[Do this]
Repeat all of the rows below character for character, changing nothing.

[Available records]
— BEGIN —

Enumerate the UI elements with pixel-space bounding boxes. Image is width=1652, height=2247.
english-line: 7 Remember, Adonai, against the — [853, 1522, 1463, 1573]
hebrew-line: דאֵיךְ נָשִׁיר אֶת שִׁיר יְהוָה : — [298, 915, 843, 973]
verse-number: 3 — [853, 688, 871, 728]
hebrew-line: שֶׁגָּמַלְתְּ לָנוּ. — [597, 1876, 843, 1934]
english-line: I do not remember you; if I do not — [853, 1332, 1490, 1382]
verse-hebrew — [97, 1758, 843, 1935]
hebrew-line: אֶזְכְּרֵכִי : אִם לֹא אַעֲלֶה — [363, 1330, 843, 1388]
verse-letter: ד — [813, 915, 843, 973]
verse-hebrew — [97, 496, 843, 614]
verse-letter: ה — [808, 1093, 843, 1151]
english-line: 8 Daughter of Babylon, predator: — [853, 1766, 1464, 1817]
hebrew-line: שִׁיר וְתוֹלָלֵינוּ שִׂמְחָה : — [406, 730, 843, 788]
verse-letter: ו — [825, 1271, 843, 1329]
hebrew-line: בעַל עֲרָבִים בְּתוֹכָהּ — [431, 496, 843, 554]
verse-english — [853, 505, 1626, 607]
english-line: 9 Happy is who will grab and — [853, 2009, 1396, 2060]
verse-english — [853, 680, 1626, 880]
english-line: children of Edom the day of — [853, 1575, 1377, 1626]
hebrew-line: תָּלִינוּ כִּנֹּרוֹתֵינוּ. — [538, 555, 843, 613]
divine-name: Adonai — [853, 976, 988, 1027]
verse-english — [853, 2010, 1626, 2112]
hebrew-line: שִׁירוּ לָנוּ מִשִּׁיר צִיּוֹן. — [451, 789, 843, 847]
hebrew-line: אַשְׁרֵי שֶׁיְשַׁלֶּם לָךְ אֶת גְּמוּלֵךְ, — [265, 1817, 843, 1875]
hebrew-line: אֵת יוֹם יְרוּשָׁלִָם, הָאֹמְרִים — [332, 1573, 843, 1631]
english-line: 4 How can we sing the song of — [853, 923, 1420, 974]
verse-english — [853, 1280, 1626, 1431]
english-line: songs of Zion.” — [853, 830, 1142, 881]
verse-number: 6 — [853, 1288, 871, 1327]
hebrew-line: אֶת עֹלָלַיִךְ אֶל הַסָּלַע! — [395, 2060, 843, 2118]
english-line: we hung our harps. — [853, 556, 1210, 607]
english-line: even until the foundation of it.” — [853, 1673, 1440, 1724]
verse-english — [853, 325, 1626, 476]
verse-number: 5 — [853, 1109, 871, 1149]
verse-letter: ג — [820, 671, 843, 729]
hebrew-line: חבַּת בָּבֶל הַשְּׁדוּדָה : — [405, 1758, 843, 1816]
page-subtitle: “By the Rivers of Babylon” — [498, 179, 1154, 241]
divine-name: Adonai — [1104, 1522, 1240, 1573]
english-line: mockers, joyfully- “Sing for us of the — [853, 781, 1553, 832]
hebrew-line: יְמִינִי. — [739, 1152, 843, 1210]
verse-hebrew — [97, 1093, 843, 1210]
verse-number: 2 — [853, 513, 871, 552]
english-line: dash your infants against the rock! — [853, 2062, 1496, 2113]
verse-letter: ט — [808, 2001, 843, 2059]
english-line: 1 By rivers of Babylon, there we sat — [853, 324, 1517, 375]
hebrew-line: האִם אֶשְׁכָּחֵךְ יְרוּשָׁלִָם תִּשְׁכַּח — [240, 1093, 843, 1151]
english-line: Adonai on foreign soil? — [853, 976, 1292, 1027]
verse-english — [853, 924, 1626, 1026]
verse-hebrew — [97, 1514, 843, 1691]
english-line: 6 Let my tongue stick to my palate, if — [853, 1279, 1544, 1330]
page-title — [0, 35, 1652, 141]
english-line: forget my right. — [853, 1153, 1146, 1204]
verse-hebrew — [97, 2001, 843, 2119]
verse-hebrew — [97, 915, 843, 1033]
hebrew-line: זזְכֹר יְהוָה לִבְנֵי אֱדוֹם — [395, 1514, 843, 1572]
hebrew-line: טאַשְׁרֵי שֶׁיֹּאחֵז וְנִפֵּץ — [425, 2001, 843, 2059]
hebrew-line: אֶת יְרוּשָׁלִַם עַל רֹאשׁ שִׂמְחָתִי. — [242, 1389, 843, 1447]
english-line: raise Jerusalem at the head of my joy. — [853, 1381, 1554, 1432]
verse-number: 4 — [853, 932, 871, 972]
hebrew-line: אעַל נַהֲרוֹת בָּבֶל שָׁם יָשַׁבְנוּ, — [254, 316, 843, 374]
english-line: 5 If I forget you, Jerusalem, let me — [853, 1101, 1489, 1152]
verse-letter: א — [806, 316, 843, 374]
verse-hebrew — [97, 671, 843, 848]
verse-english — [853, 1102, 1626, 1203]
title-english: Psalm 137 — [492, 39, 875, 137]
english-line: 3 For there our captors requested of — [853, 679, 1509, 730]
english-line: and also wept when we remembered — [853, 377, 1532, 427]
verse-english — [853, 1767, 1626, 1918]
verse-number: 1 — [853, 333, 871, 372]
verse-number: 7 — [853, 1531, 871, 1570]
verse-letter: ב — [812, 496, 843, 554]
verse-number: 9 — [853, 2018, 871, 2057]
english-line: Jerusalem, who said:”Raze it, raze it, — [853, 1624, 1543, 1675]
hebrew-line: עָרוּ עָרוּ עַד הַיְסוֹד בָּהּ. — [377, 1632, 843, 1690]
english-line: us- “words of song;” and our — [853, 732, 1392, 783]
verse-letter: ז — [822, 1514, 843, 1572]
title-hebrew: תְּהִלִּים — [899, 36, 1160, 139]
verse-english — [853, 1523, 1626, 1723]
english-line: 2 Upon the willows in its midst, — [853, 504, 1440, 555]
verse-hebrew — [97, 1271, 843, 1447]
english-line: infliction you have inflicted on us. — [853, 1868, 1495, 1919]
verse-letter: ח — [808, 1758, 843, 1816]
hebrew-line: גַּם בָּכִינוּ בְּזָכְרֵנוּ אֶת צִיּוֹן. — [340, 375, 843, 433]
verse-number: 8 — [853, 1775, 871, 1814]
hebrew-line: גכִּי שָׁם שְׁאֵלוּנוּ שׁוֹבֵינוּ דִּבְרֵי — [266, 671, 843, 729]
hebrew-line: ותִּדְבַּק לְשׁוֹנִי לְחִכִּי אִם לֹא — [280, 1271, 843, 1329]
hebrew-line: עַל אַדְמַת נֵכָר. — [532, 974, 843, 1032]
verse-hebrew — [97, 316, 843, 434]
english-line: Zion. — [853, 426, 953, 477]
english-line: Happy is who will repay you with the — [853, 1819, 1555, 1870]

— END —

[Exercise response]
Enumerate the UI elements with pixel-space bounding boxes. Image is width=1652, height=2247.
english-line: 7 Remember, Adonai, against the — [853, 1522, 1463, 1573]
hebrew-line: דאֵיךְ נָשִׁיר אֶת שִׁיר יְהוָה : — [298, 915, 843, 973]
verse-number: 3 — [853, 688, 871, 728]
hebrew-line: שֶׁגָּמַלְתְּ לָנוּ. — [597, 1876, 843, 1934]
english-line: I do not remember you; if I do not — [853, 1332, 1490, 1382]
verse-hebrew — [97, 1758, 843, 1935]
hebrew-line: אֶזְכְּרֵכִי : אִם לֹא אַעֲלֶה — [363, 1330, 843, 1388]
verse-letter: ד — [813, 915, 843, 973]
verse-hebrew — [97, 496, 843, 614]
verse-letter: ה — [808, 1093, 843, 1151]
english-line: 8 Daughter of Babylon, predator: — [853, 1766, 1464, 1817]
hebrew-line: שִׁיר וְתוֹלָלֵינוּ שִׂמְחָה : — [406, 730, 843, 788]
verse-letter: ו — [825, 1271, 843, 1329]
hebrew-line: בעַל עֲרָבִים בְּתוֹכָהּ — [431, 496, 843, 554]
verse-english — [853, 505, 1626, 607]
english-line: 9 Happy is who will grab and — [853, 2009, 1396, 2060]
verse-english — [853, 680, 1626, 880]
english-line: children of Edom the day of — [853, 1575, 1377, 1626]
hebrew-line: תָּלִינוּ כִּנֹּרוֹתֵינוּ. — [538, 555, 843, 613]
divine-name: Adonai — [853, 976, 988, 1027]
verse-english — [853, 2010, 1626, 2112]
hebrew-line: שִׁירוּ לָנוּ מִשִּׁיר צִיּוֹן. — [451, 789, 843, 847]
hebrew-line: אַשְׁרֵי שֶׁיְשַׁלֶּם לָךְ אֶת גְּמוּלֵךְ, — [265, 1817, 843, 1875]
hebrew-line: אֵת יוֹם יְרוּשָׁלִָם, הָאֹמְרִים — [332, 1573, 843, 1631]
english-line: 4 How can we sing the song of — [853, 923, 1420, 974]
verse-english — [853, 1280, 1626, 1431]
english-line: songs of Zion.” — [853, 830, 1142, 881]
verse-number: 6 — [853, 1288, 871, 1327]
hebrew-line: אֶת עֹלָלַיִךְ אֶל הַסָּלַע! — [395, 2060, 843, 2118]
english-line: we hung our harps. — [853, 556, 1210, 607]
english-line: even until the foundation of it.” — [853, 1673, 1440, 1724]
verse-english — [853, 325, 1626, 476]
verse-number: 5 — [853, 1109, 871, 1149]
verse-letter: ג — [820, 671, 843, 729]
hebrew-line: חבַּת בָּבֶל הַשְּׁדוּדָה : — [405, 1758, 843, 1816]
page-subtitle: “By the Rivers of Babylon” — [498, 179, 1154, 241]
divine-name: Adonai — [1104, 1522, 1240, 1573]
english-line: mockers, joyfully- “Sing for us of the — [853, 781, 1553, 832]
hebrew-line: יְמִינִי. — [739, 1152, 843, 1210]
verse-hebrew — [97, 1093, 843, 1210]
verse-number: 2 — [853, 513, 871, 552]
english-line: dash your infants against the rock! — [853, 2062, 1496, 2113]
verse-letter: ט — [808, 2001, 843, 2059]
english-line: 1 By rivers of Babylon, there we sat — [853, 324, 1517, 375]
hebrew-line: האִם אֶשְׁכָּחֵךְ יְרוּשָׁלִָם תִּשְׁכַּח — [240, 1093, 843, 1151]
english-line: Adonai on foreign soil? — [853, 976, 1292, 1027]
verse-english — [853, 924, 1626, 1026]
verse-hebrew — [97, 1514, 843, 1691]
english-line: 6 Let my tongue stick to my palate, if — [853, 1279, 1544, 1330]
page-title — [0, 35, 1652, 141]
english-line: forget my right. — [853, 1153, 1146, 1204]
verse-hebrew — [97, 2001, 843, 2119]
verse-hebrew — [97, 915, 843, 1033]
hebrew-line: זזְכֹר יְהוָה לִבְנֵי אֱדוֹם — [395, 1514, 843, 1572]
hebrew-line: טאַשְׁרֵי שֶׁיֹּאחֵז וְנִפֵּץ — [425, 2001, 843, 2059]
hebrew-line: אֶת יְרוּשָׁלִַם עַל רֹאשׁ שִׂמְחָתִי. — [242, 1389, 843, 1447]
english-line: raise Jerusalem at the head of my joy. — [853, 1381, 1554, 1432]
verse-number: 4 — [853, 932, 871, 972]
hebrew-line: אעַל נַהֲרוֹת בָּבֶל שָׁם יָשַׁבְנוּ, — [254, 316, 843, 374]
english-line: 5 If I forget you, Jerusalem, let me — [853, 1101, 1489, 1152]
verse-letter: א — [806, 316, 843, 374]
verse-hebrew — [97, 671, 843, 848]
verse-english — [853, 1102, 1626, 1203]
title-english: Psalm 137 — [492, 39, 875, 137]
english-line: 3 For there our captors requested of — [853, 679, 1509, 730]
english-line: and also wept when we remembered — [853, 377, 1532, 427]
verse-english — [853, 1767, 1626, 1918]
verse-number: 1 — [853, 333, 871, 372]
verse-number: 7 — [853, 1531, 871, 1570]
verse-letter: ב — [812, 496, 843, 554]
verse-number: 9 — [853, 2018, 871, 2057]
english-line: Jerusalem, who said:”Raze it, raze it, — [853, 1624, 1543, 1675]
hebrew-line: עָרוּ עָרוּ עַד הַיְסוֹד בָּהּ. — [377, 1632, 843, 1690]
english-line: us- “words of song;” and our — [853, 732, 1392, 783]
verse-letter: ז — [822, 1514, 843, 1572]
title-hebrew: תְּהִלִּים — [899, 36, 1160, 139]
verse-english — [853, 1523, 1626, 1723]
english-line: 2 Upon the willows in its midst, — [853, 504, 1440, 555]
verse-hebrew — [97, 1271, 843, 1447]
english-line: infliction you have inflicted on us. — [853, 1868, 1495, 1919]
verse-letter: ח — [808, 1758, 843, 1816]
hebrew-line: גַּם בָּכִינוּ בְּזָכְרֵנוּ אֶת צִיּוֹן. — [340, 375, 843, 433]
verse-number: 8 — [853, 1775, 871, 1814]
hebrew-line: גכִּי שָׁם שְׁאֵלוּנוּ שׁוֹבֵינוּ דִּבְרֵי — [266, 671, 843, 729]
hebrew-line: ותִּדְבַּק לְשׁוֹנִי לְחִכִּי אִם לֹא — [280, 1271, 843, 1329]
hebrew-line: עַל אַדְמַת נֵכָר. — [532, 974, 843, 1032]
verse-hebrew — [97, 316, 843, 434]
english-line: Zion. — [853, 426, 953, 477]
english-line: Happy is who will repay you with the — [853, 1819, 1555, 1870]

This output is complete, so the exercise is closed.